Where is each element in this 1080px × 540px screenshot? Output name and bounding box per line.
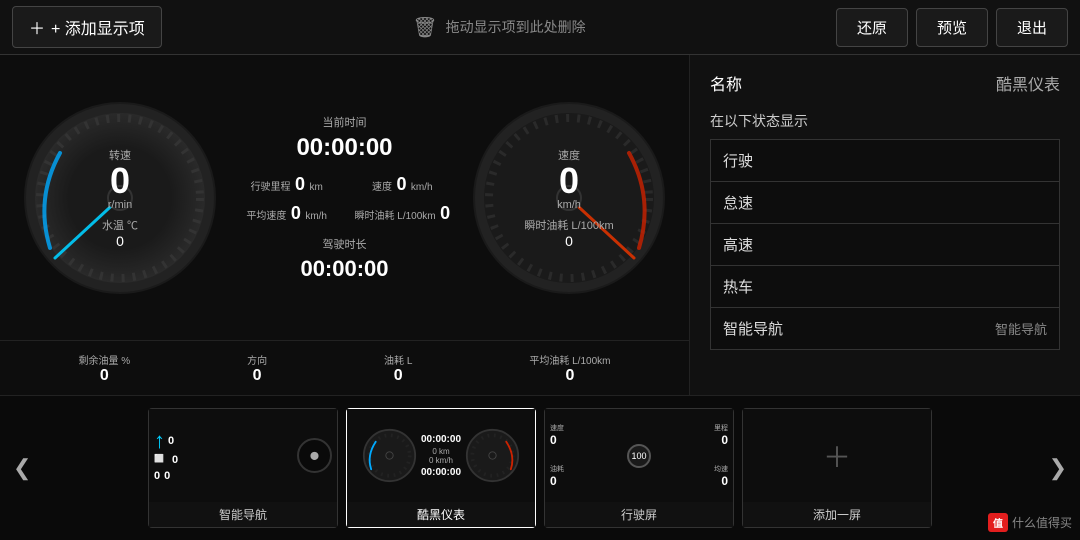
current-time-value: 00:00:00 (296, 134, 392, 162)
status-nav-value: 智能导航 (995, 319, 1047, 338)
speed-gauge-svg (469, 98, 669, 298)
exit-button[interactable]: 退出 (996, 8, 1068, 47)
thumb-smart-nav-content: ↑ 0 ⬜ 0 0 0 (149, 409, 337, 502)
watermark-logo: 值 (988, 513, 1008, 532)
name-label: 名称 (710, 71, 742, 95)
thumb-add-content: ＋ (743, 409, 931, 502)
thumb-drive-screen-label: 行驶屏 (545, 502, 733, 527)
status-warmup-label: 热车 (723, 276, 753, 297)
fuel-cost-stat-label: 油耗 L (384, 352, 412, 367)
instant-fuel-item: 瞬时油耗 L/100km 0 (355, 203, 451, 224)
direction-stat-label: 方向 (247, 352, 267, 367)
thumb-drive-content: 速度0 油耗0 100 里程0 均速0 (545, 409, 733, 502)
trash-hint-text: 拖动显示项到此处删除 (446, 17, 586, 37)
status-idle-label: 怠速 (723, 192, 753, 213)
stats-bar: 剩余油量 % 0 方向 0 油耗 L 0 平均油耗 L/100km 0 (0, 340, 689, 395)
fuel-cost-stat-value: 0 (384, 367, 412, 385)
instant-fuel-value: 0 (440, 203, 450, 223)
status-nav-label: 智能导航 (723, 318, 783, 339)
watermark: 值 什么值得买 (988, 513, 1072, 532)
drive-time-value: 00:00:00 (300, 256, 388, 282)
instant-fuel-label: 瞬时油耗 L/100km (355, 211, 436, 222)
plus-icon: ＋ (29, 15, 45, 39)
status-item-driving[interactable]: 行驶 (710, 139, 1060, 181)
thumb-cool-dash-label: 酷黑仪表 (347, 502, 535, 527)
avg-speed-label: 平均速度 (246, 211, 286, 222)
speed-gauge: 速度 0 km/h 瞬时油耗 L/100km 0 (469, 98, 669, 298)
center-grid: 行驶里程 0 km 速度 0 km/h 平均速度 0 km/h (239, 174, 450, 224)
bottom-bar: ❮ ↑ 0 ⬜ 0 (0, 395, 1080, 540)
avg-speed-value: 0 (291, 203, 301, 223)
speed-value: 0 (396, 174, 406, 194)
trash-drop-area: 🗑 拖动显示项到此处删除 (172, 15, 826, 40)
top-right-buttons: 还原 预览 退出 (836, 8, 1068, 47)
status-driving-label: 行驶 (723, 150, 753, 171)
mini-speed-gauge (465, 428, 520, 483)
status-item-nav[interactable]: 智能导航 智能导航 (710, 307, 1060, 350)
status-item-idle[interactable]: 怠速 (710, 181, 1060, 223)
fuel-cost-stat: 油耗 L 0 (384, 352, 412, 385)
direction-stat-value: 0 (247, 367, 267, 385)
status-list: 行驶 怠速 高速 热车 智能导航 智能导航 (710, 139, 1060, 350)
avg-fuel-stat: 平均油耗 L/100km 0 (529, 352, 610, 385)
center-info: 当前时间 00:00:00 行驶里程 0 km 速度 0 km/h (220, 114, 469, 282)
name-value: 酷黑仪表 (996, 71, 1060, 95)
add-display-button[interactable]: ＋ + 添加显示项 (12, 6, 162, 48)
status-title: 在以下状态显示 (710, 111, 1060, 131)
avg-fuel-stat-label: 平均油耗 L/100km (529, 352, 610, 367)
right-panel: 名称 酷黑仪表 在以下状态显示 行驶 怠速 高速 热车 智能导航 (690, 55, 1080, 395)
drive-time-label: 驾驶时长 (323, 236, 367, 252)
gauges-wrapper: 转速 0 r/min 水温 ℃ 0 当前时间 00:00:00 行驶里程 0 (20, 65, 669, 330)
fuel-stat: 剩余油量 % 0 (78, 352, 130, 385)
speed-unit: km/h (411, 182, 433, 193)
mini-rpm-gauge (362, 428, 417, 483)
rpm-gauge: 转速 0 r/min 水温 ℃ 0 (20, 98, 220, 298)
current-time-label: 当前时间 (323, 114, 367, 130)
preview-button[interactable]: 预览 (916, 8, 988, 47)
thumb-add-screen-label: 添加一屏 (743, 502, 931, 527)
mileage-unit: km (309, 182, 322, 193)
dashboard-display: 转速 0 r/min 水温 ℃ 0 当前时间 00:00:00 行驶里程 0 (0, 55, 689, 340)
fuel-stat-value: 0 (78, 367, 130, 385)
rpm-gauge-svg (20, 98, 220, 298)
avg-fuel-stat-value: 0 (529, 367, 610, 385)
thumb-add-screen[interactable]: ＋ 添加一屏 (742, 408, 932, 528)
restore-button[interactable]: 还原 (836, 8, 908, 47)
watermark-text: 什么值得买 (1012, 514, 1072, 531)
name-row: 名称 酷黑仪表 (710, 71, 1060, 95)
add-plus-icon: ＋ (823, 436, 851, 476)
main-content: 转速 0 r/min 水温 ℃ 0 当前时间 00:00:00 行驶里程 0 (0, 55, 1080, 395)
status-item-warmup[interactable]: 热车 (710, 265, 1060, 307)
next-arrow[interactable]: ❯ (1041, 455, 1075, 481)
speed-label: 速度 (372, 182, 392, 193)
thumb-smart-nav[interactable]: ↑ 0 ⬜ 0 0 0 (148, 408, 338, 528)
thumb-smart-nav-label: 智能导航 (149, 502, 337, 527)
add-display-label: + 添加显示项 (51, 15, 145, 39)
avg-speed-item: 平均速度 0 km/h (239, 203, 335, 224)
top-bar: ＋ + 添加显示项 🗑 拖动显示项到此处删除 还原 预览 退出 (0, 0, 1080, 55)
status-highway-label: 高速 (723, 234, 753, 255)
prev-arrow[interactable]: ❮ (5, 455, 39, 481)
direction-stat: 方向 0 (247, 352, 267, 385)
mileage-value: 0 (295, 174, 305, 194)
trash-icon: 🗑 (412, 15, 437, 40)
status-item-highway[interactable]: 高速 (710, 223, 1060, 265)
thumb-cool-dash-content: 00:00:00 0 km 0 km/h 00:00:00 (347, 409, 535, 502)
speed-item: 速度 0 km/h (355, 174, 451, 195)
fuel-stat-label: 剩余油量 % (78, 352, 130, 367)
dashboard-area: 转速 0 r/min 水温 ℃ 0 当前时间 00:00:00 行驶里程 0 (0, 55, 690, 395)
avg-speed-unit: km/h (305, 211, 327, 222)
thumbnails: ↑ 0 ⬜ 0 0 0 (39, 408, 1040, 528)
thumb-cool-dash[interactable]: 00:00:00 0 km 0 km/h 00:00:00 (346, 408, 536, 528)
thumb-drive-screen[interactable]: 速度0 油耗0 100 里程0 均速0 行驶屏 (544, 408, 734, 528)
mileage-item: 行驶里程 0 km (239, 174, 335, 195)
mileage-label: 行驶里程 (251, 182, 291, 193)
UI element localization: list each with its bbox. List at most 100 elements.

- [SHORT TASK] Reproduce every line of the material above verbatim, omitting the picture.

- [EXERCISE SOLUTION]
Where is each element in this 1080px × 540px screenshot? Output name and bounding box per line.
current-time-value: 00:00:00 (296, 134, 392, 162)
status-nav-value: 智能导航 (995, 319, 1047, 338)
speed-gauge-svg (469, 98, 669, 298)
exit-button[interactable]: 退出 (996, 8, 1068, 47)
thumb-smart-nav-content: ↑ 0 ⬜ 0 0 0 (149, 409, 337, 502)
watermark-logo: 值 (988, 513, 1008, 532)
name-label: 名称 (710, 71, 742, 95)
thumb-add-content: ＋ (743, 409, 931, 502)
thumb-drive-screen-label: 行驶屏 (545, 502, 733, 527)
status-warmup-label: 热车 (723, 276, 753, 297)
fuel-cost-stat-label: 油耗 L (384, 352, 412, 367)
instant-fuel-item: 瞬时油耗 L/100km 0 (355, 203, 451, 224)
direction-stat-label: 方向 (247, 352, 267, 367)
thumb-drive-content: 速度0 油耗0 100 里程0 均速0 (545, 409, 733, 502)
trash-hint-text: 拖动显示项到此处删除 (446, 17, 586, 37)
status-idle-label: 怠速 (723, 192, 753, 213)
stats-bar: 剩余油量 % 0 方向 0 油耗 L 0 平均油耗 L/100km 0 (0, 340, 689, 395)
fuel-cost-stat-value: 0 (384, 367, 412, 385)
instant-fuel-value: 0 (440, 203, 450, 223)
status-nav-label: 智能导航 (723, 318, 783, 339)
watermark: 值 什么值得买 (988, 513, 1072, 532)
drive-time-value: 00:00:00 (300, 256, 388, 282)
instant-fuel-label: 瞬时油耗 L/100km (355, 211, 436, 222)
plus-icon: ＋ (29, 15, 45, 39)
status-item-driving[interactable]: 行驶 (710, 139, 1060, 181)
thumb-cool-dash-label: 酷黑仪表 (347, 502, 535, 527)
avg-speed-label: 平均速度 (246, 211, 286, 222)
speed-gauge: 速度 0 km/h 瞬时油耗 L/100km 0 (469, 98, 669, 298)
center-grid: 行驶里程 0 km 速度 0 km/h 平均速度 0 km/h (239, 174, 450, 224)
bottom-bar: ❮ ↑ 0 ⬜ 0 (0, 395, 1080, 540)
avg-speed-value: 0 (291, 203, 301, 223)
speed-value: 0 (396, 174, 406, 194)
trash-drop-area: 🗑 拖动显示项到此处删除 (172, 15, 826, 40)
top-right-buttons: 还原 预览 退出 (836, 8, 1068, 47)
status-driving-label: 行驶 (723, 150, 753, 171)
mini-speed-gauge (465, 428, 520, 483)
status-item-nav[interactable]: 智能导航 智能导航 (710, 307, 1060, 350)
status-item-idle[interactable]: 怠速 (710, 181, 1060, 223)
fuel-cost-stat: 油耗 L 0 (384, 352, 412, 385)
direction-stat-value: 0 (247, 367, 267, 385)
status-list: 行驶 怠速 高速 热车 智能导航 智能导航 (710, 139, 1060, 350)
avg-fuel-stat: 平均油耗 L/100km 0 (529, 352, 610, 385)
center-info: 当前时间 00:00:00 行驶里程 0 km 速度 0 km/h (220, 114, 469, 282)
name-value: 酷黑仪表 (996, 71, 1060, 95)
add-display-button[interactable]: ＋ + 添加显示项 (12, 6, 162, 48)
status-title: 在以下状态显示 (710, 111, 1060, 131)
avg-fuel-stat-label: 平均油耗 L/100km (529, 352, 610, 367)
right-panel: 名称 酷黑仪表 在以下状态显示 行驶 怠速 高速 热车 智能导航 (690, 55, 1080, 395)
drive-time-label: 驾驶时长 (323, 236, 367, 252)
gauges-wrapper: 转速 0 r/min 水温 ℃ 0 当前时间 00:00:00 行驶里程 0 (20, 65, 669, 330)
fuel-stat: 剩余油量 % 0 (78, 352, 130, 385)
speed-unit: km/h (411, 182, 433, 193)
mini-rpm-gauge (362, 428, 417, 483)
rpm-gauge: 转速 0 r/min 水温 ℃ 0 (20, 98, 220, 298)
current-time-label: 当前时间 (323, 114, 367, 130)
preview-button[interactable]: 预览 (916, 8, 988, 47)
thumb-add-screen-label: 添加一屏 (743, 502, 931, 527)
mileage-unit: km (309, 182, 322, 193)
dashboard-display: 转速 0 r/min 水温 ℃ 0 当前时间 00:00:00 行驶里程 0 (0, 55, 689, 340)
fuel-stat-value: 0 (78, 367, 130, 385)
rpm-gauge-svg (20, 98, 220, 298)
avg-fuel-stat-value: 0 (529, 367, 610, 385)
thumb-add-screen[interactable]: ＋ 添加一屏 (742, 408, 932, 528)
restore-button[interactable]: 还原 (836, 8, 908, 47)
watermark-text: 什么值得买 (1012, 514, 1072, 531)
name-row: 名称 酷黑仪表 (710, 71, 1060, 95)
add-plus-icon: ＋ (823, 436, 851, 476)
main-content: 转速 0 r/min 水温 ℃ 0 当前时间 00:00:00 行驶里程 0 (0, 55, 1080, 395)
status-item-warmup[interactable]: 热车 (710, 265, 1060, 307)
next-arrow[interactable]: ❯ (1041, 455, 1075, 481)
speed-label: 速度 (372, 182, 392, 193)
thumb-smart-nav[interactable]: ↑ 0 ⬜ 0 0 0 (148, 408, 338, 528)
thumb-smart-nav-label: 智能导航 (149, 502, 337, 527)
add-display-label: + 添加显示项 (51, 15, 145, 39)
avg-speed-item: 平均速度 0 km/h (239, 203, 335, 224)
top-bar: ＋ + 添加显示项 🗑 拖动显示项到此处删除 还原 预览 退出 (0, 0, 1080, 55)
status-highway-label: 高速 (723, 234, 753, 255)
prev-arrow[interactable]: ❮ (5, 455, 39, 481)
direction-stat: 方向 0 (247, 352, 267, 385)
mileage-value: 0 (295, 174, 305, 194)
trash-icon: 🗑 (412, 15, 437, 40)
status-item-highway[interactable]: 高速 (710, 223, 1060, 265)
thumb-cool-dash-content: 00:00:00 0 km 0 km/h 00:00:00 (347, 409, 535, 502)
speed-item: 速度 0 km/h (355, 174, 451, 195)
fuel-stat-label: 剩余油量 % (78, 352, 130, 367)
dashboard-area: 转速 0 r/min 水温 ℃ 0 当前时间 00:00:00 行驶里程 0 (0, 55, 690, 395)
avg-speed-unit: km/h (305, 211, 327, 222)
thumbnails: ↑ 0 ⬜ 0 0 0 (39, 408, 1040, 528)
thumb-cool-dash[interactable]: 00:00:00 0 km 0 km/h 00:00:00 (346, 408, 536, 528)
thumb-drive-screen[interactable]: 速度0 油耗0 100 里程0 均速0 行驶屏 (544, 408, 734, 528)
mileage-item: 行驶里程 0 km (239, 174, 335, 195)
mileage-label: 行驶里程 (251, 182, 291, 193)
UI element localization: list each with its bbox. List at most 100 elements.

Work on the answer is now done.